STATED PROBLEM A
Set down the rows exactly as they appear, everything from the start of the rows down through the line containing "245, 128, 255]", and nothing else.

DOCUMENT PASSAGE
--- BEGIN ---

Editor’s Note: Jay Nordlinger has traveled to South Dakota to do a story from the Pine Ridge Indian Reservation. That will appear in an October issue of National Review. This South Dakota Journal is a kind of supplement, or accompaniment. For the first three parts, go here, here, and here. The journal concludes today.
As I drive through the reservation, I’m listening to some Viennese waltzes. What they’re doing on the radio, I don’t know. But they’re there. They are perfectly pleasant — but they don’t quite go with the scenery.
Flipping around, I find some New Orleans jazz. Again, very nice. But a little incongruous.
Finally, I find some “Indian” music — an interesting, appealing blend of Indian chants and country. It goes perfectly with the landscape.
Music is not meant to be like wallpaper in a room, or to be a soundtrack (unless it is). But you know what I mean . . .
The sign says “Batesland, Pop. 88.” My question is: How often do they change the sign? It must be a pain, if the population dips to 81, or rises to 93 or something.

--- END ---

ROWS

--- BEGIN ---

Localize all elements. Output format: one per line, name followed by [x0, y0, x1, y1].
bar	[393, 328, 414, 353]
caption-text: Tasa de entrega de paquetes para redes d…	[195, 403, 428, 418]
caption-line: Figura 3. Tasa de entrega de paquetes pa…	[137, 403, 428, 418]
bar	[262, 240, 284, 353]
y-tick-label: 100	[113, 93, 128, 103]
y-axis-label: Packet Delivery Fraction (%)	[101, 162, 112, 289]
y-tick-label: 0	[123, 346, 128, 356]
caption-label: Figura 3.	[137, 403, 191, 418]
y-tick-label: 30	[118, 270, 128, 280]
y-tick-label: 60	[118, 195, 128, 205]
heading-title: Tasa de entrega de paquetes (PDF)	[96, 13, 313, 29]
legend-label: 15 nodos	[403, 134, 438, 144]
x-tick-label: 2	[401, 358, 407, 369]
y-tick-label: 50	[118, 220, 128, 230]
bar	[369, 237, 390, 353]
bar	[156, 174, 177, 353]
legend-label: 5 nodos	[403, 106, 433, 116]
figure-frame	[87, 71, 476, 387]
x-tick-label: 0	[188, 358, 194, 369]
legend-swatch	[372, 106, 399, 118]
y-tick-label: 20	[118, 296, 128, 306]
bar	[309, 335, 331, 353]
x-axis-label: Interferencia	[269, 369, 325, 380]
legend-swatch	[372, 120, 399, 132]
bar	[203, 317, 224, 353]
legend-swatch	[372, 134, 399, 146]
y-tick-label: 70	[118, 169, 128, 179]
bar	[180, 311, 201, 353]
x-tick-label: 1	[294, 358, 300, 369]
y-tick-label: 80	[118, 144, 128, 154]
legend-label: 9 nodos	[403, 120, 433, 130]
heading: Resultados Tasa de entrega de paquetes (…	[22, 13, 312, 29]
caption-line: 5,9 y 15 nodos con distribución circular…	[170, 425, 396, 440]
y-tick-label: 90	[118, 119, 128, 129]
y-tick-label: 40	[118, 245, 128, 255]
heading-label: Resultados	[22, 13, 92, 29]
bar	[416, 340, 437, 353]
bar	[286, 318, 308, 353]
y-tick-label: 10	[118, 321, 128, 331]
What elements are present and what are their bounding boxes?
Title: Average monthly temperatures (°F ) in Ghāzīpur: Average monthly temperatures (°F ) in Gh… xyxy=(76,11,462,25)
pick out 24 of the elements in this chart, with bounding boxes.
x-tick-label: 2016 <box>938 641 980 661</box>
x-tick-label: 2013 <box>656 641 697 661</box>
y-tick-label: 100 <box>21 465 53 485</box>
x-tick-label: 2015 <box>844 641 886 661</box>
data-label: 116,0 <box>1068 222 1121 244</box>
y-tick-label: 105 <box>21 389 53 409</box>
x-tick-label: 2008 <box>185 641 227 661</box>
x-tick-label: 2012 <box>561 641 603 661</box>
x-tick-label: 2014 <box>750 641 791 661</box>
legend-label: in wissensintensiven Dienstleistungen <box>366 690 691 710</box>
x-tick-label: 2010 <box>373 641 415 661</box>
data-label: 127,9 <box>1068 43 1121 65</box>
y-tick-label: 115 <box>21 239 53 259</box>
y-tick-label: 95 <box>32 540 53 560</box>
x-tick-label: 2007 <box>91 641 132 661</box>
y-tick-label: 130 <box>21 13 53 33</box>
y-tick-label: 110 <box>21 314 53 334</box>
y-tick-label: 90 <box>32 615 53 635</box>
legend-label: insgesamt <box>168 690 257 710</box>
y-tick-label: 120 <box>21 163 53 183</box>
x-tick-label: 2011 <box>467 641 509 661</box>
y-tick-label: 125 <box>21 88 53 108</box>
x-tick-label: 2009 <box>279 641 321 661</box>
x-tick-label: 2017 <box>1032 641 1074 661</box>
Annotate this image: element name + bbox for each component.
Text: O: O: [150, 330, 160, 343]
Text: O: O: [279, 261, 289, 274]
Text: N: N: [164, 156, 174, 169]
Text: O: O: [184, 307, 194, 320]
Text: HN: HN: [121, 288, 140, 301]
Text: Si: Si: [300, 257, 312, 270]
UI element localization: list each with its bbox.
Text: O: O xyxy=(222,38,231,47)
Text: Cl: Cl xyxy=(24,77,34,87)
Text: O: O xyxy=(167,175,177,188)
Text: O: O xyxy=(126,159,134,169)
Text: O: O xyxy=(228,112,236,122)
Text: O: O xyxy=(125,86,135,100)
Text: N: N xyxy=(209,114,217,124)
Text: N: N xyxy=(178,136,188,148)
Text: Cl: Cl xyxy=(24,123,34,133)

--- END ---

STATED PROBLEM B
List every kind of music the South Dakota journal entry says is heard on the radio during the drive through the reservation.

PROBLEM SOLUTION A
Localize all elements. Output format: one per line, name followed by [x0, y0, x1, y1].
bar	[393, 328, 414, 353]
caption-text: Tasa de entrega de paquetes para redes d…	[195, 403, 428, 418]
caption-line: Figura 3. Tasa de entrega de paquetes pa…	[137, 403, 428, 418]
bar	[262, 240, 284, 353]
y-tick-label: 100	[113, 93, 128, 103]
y-axis-label: Packet Delivery Fraction (%)	[101, 162, 112, 289]
y-tick-label: 0	[123, 346, 128, 356]
caption-label: Figura 3.	[137, 403, 191, 418]
y-tick-label: 30	[118, 270, 128, 280]
y-tick-label: 60	[118, 195, 128, 205]
heading-title: Tasa de entrega de paquetes (PDF)	[96, 13, 313, 29]
legend-label: 15 nodos	[403, 134, 438, 144]
x-tick-label: 2	[401, 358, 407, 369]
y-tick-label: 50	[118, 220, 128, 230]
bar	[369, 237, 390, 353]
bar	[156, 174, 177, 353]
legend-label: 5 nodos	[403, 106, 433, 116]
figure-frame	[87, 71, 476, 387]
x-tick-label: 0	[188, 358, 194, 369]
legend-swatch	[372, 106, 399, 118]
y-tick-label: 20	[118, 296, 128, 306]
bar	[309, 335, 331, 353]
x-axis-label: Interferencia	[269, 369, 325, 380]
legend-swatch	[372, 120, 399, 132]
bar	[203, 317, 224, 353]
legend-swatch	[372, 134, 399, 146]
y-tick-label: 70	[118, 169, 128, 179]
bar	[180, 311, 201, 353]
x-tick-label: 1	[294, 358, 300, 369]
y-tick-label: 80	[118, 144, 128, 154]
legend-label: 9 nodos	[403, 120, 433, 130]
heading: Resultados Tasa de entrega de paquetes (…	[22, 13, 312, 29]
caption-line: 5,9 y 15 nodos con distribución circular…	[170, 425, 396, 440]
y-tick-label: 90	[118, 119, 128, 129]
y-tick-label: 40	[118, 245, 128, 255]

PROBLEM SOLUTION B
- Viennese waltzes
- New Orleans jazz
- "Indian" music, a blend of Indian chants and country